WHAT IS REQUIRED: Go through the records underneath and write each one out again exactly.

INPUT DATA:
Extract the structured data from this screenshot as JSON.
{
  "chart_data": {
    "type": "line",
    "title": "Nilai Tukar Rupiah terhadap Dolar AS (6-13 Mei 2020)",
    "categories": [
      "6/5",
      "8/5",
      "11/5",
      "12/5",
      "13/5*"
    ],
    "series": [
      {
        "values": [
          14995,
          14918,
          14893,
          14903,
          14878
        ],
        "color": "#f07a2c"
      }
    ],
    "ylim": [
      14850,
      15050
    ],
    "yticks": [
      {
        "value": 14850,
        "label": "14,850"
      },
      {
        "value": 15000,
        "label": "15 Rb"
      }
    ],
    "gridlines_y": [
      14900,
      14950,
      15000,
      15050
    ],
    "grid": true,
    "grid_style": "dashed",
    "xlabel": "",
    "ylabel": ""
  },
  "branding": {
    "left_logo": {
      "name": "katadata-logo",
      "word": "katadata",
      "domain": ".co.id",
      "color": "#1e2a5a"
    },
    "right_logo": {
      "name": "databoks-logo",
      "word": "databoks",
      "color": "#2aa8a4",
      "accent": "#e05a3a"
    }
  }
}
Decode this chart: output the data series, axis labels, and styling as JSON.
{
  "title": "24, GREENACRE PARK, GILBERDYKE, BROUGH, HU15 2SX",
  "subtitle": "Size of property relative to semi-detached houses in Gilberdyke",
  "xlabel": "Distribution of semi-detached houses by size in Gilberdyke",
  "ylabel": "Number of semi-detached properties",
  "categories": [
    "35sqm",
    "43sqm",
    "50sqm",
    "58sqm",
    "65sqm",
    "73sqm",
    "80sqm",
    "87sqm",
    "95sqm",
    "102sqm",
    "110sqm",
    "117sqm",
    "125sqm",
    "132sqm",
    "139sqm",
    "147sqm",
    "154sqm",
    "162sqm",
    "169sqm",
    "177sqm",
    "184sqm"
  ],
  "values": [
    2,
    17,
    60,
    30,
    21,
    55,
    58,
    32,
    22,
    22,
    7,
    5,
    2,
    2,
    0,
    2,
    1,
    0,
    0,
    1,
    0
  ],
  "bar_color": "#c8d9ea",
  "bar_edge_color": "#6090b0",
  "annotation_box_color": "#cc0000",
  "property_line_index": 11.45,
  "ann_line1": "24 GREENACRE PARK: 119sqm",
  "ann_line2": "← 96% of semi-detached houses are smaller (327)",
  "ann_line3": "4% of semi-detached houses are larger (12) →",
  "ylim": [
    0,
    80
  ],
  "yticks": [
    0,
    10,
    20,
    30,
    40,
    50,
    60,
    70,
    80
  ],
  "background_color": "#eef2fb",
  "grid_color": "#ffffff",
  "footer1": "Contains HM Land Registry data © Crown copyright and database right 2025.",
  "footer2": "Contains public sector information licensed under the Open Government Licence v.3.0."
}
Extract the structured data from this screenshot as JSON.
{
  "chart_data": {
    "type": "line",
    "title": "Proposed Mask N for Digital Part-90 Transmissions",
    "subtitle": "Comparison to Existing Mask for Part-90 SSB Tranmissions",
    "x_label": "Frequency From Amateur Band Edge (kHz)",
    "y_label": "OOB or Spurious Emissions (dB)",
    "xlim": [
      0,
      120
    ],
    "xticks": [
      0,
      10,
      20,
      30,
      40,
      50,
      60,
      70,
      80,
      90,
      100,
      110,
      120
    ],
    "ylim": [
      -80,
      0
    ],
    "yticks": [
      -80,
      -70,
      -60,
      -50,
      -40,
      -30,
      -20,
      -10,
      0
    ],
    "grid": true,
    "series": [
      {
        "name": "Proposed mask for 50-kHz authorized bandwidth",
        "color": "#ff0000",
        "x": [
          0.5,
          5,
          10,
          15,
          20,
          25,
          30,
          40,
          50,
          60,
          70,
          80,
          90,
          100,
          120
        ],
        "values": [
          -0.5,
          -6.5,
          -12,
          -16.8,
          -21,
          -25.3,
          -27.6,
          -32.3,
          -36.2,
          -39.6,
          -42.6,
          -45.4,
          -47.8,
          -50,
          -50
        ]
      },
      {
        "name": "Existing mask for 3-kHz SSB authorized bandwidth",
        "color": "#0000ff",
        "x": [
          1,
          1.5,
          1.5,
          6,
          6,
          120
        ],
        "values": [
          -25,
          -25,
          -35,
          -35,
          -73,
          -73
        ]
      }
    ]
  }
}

TASK ANSWER:
Extract the structured data from this screenshot as JSON.
{
  "chart_data": {
    "type": "line",
    "title": "Nilai Tukar Rupiah terhadap Dolar AS (6-13 Mei 2020)",
    "categories": [
      "6/5",
      "8/5",
      "11/5",
      "12/5",
      "13/5*"
    ],
    "series": [
      {
        "values": [
          14995,
          14918,
          14893,
          14903,
          14878
        ],
        "color": "#f07a2c"
      }
    ],
    "ylim": [
      14850,
      15050
    ],
    "yticks": [
      {
        "value": 14850,
        "label": "14,850"
      },
      {
        "value": 15000,
        "label": "15 Rb"
      }
    ],
    "gridlines_y": [
      14900,
      14950,
      15000,
      15050
    ],
    "grid": true,
    "grid_style": "dashed",
    "xlabel": "",
    "ylabel": ""
  },
  "branding": {
    "left_logo": {
      "name": "katadata-logo",
      "word": "katadata",
      "domain": ".co.id",
      "color": "#1e2a5a"
    },
    "right_logo": {
      "name": "databoks-logo",
      "word": "databoks",
      "color": "#2aa8a4",
      "accent": "#e05a3a"
    }
  }
}
Decode this chart: output the data series, axis labels, and styling as JSON.
{
  "title": "24, GREENACRE PARK, GILBERDYKE, BROUGH, HU15 2SX",
  "subtitle": "Size of property relative to semi-detached houses in Gilberdyke",
  "xlabel": "Distribution of semi-detached houses by size in Gilberdyke",
  "ylabel": "Number of semi-detached properties",
  "categories": [
    "35sqm",
    "43sqm",
    "50sqm",
    "58sqm",
    "65sqm",
    "73sqm",
    "80sqm",
    "87sqm",
    "95sqm",
    "102sqm",
    "110sqm",
    "117sqm",
    "125sqm",
    "132sqm",
    "139sqm",
    "147sqm",
    "154sqm",
    "162sqm",
    "169sqm",
    "177sqm",
    "184sqm"
  ],
  "values": [
    2,
    17,
    60,
    30,
    21,
    55,
    58,
    32,
    22,
    22,
    7,
    5,
    2,
    2,
    0,
    2,
    1,
    0,
    0,
    1,
    0
  ],
  "bar_color": "#c8d9ea",
  "bar_edge_color": "#6090b0",
  "annotation_box_color": "#cc0000",
  "property_line_index": 11.45,
  "ann_line1": "24 GREENACRE PARK: 119sqm",
  "ann_line2": "← 96% of semi-detached houses are smaller (327)",
  "ann_line3": "4% of semi-detached houses are larger (12) →",
  "ylim": [
    0,
    80
  ],
  "yticks": [
    0,
    10,
    20,
    30,
    40,
    50,
    60,
    70,
    80
  ],
  "background_color": "#eef2fb",
  "grid_color": "#ffffff",
  "footer1": "Contains HM Land Registry data © Crown copyright and database right 2025.",
  "footer2": "Contains public sector information licensed under the Open Government Licence v.3.0."
}
Extract the structured data from this screenshot as JSON.
{
  "chart_data": {
    "type": "line",
    "title": "Proposed Mask N for Digital Part-90 Transmissions",
    "subtitle": "Comparison to Existing Mask for Part-90 SSB Tranmissions",
    "x_label": "Frequency From Amateur Band Edge (kHz)",
    "y_label": "OOB or Spurious Emissions (dB)",
    "xlim": [
      0,
      120
    ],
    "xticks": [
      0,
      10,
      20,
      30,
      40,
      50,
      60,
      70,
      80,
      90,
      100,
      110,
      120
    ],
    "ylim": [
      -80,
      0
    ],
    "yticks": [
      -80,
      -70,
      -60,
      -50,
      -40,
      -30,
      -20,
      -10,
      0
    ],
    "grid": true,
    "series": [
      {
        "name": "Proposed mask for 50-kHz authorized bandwidth",
        "color": "#ff0000",
        "x": [
          0.5,
          5,
          10,
          15,
          20,
          25,
          30,
          40,
          50,
          60,
          70,
          80,
          90,
          100,
          120
        ],
        "values": [
          -0.5,
          -6.5,
          -12,
          -16.8,
          -21,
          -25.3,
          -27.6,
          -32.3,
          -36.2,
          -39.6,
          -42.6,
          -45.4,
          -47.8,
          -50,
          -50
        ]
      },
      {
        "name": "Existing mask for 3-kHz SSB authorized bandwidth",
        "color": "#0000ff",
        "x": [
          1,
          1.5,
          1.5,
          6,
          6,
          120
        ],
        "values": [
          -25,
          -25,
          -35,
          -35,
          -73,
          -73
        ]
      }
    ]
  }
}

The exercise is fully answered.